What needs to be done = Count how many lines of the data include "资产总额". The answer is that number and nothing else.

Input data =
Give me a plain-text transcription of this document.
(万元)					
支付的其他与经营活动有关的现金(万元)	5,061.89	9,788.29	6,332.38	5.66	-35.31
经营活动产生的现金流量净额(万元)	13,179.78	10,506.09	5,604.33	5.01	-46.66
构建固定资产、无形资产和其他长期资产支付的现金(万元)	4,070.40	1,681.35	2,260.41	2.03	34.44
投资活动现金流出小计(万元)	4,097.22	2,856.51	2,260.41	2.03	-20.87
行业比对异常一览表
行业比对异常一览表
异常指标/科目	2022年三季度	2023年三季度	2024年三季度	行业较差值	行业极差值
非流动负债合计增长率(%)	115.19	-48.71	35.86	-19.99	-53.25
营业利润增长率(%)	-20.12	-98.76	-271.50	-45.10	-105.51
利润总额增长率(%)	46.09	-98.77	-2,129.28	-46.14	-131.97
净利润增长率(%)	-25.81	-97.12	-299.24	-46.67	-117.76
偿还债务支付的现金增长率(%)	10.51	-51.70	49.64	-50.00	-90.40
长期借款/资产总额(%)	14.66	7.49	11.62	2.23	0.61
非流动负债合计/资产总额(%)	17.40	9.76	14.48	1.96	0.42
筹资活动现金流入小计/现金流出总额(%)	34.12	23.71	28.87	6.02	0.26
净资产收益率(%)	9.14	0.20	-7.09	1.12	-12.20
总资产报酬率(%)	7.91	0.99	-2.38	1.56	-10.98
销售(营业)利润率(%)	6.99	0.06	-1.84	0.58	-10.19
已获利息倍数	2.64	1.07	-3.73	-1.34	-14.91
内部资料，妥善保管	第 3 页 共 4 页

Final result = 2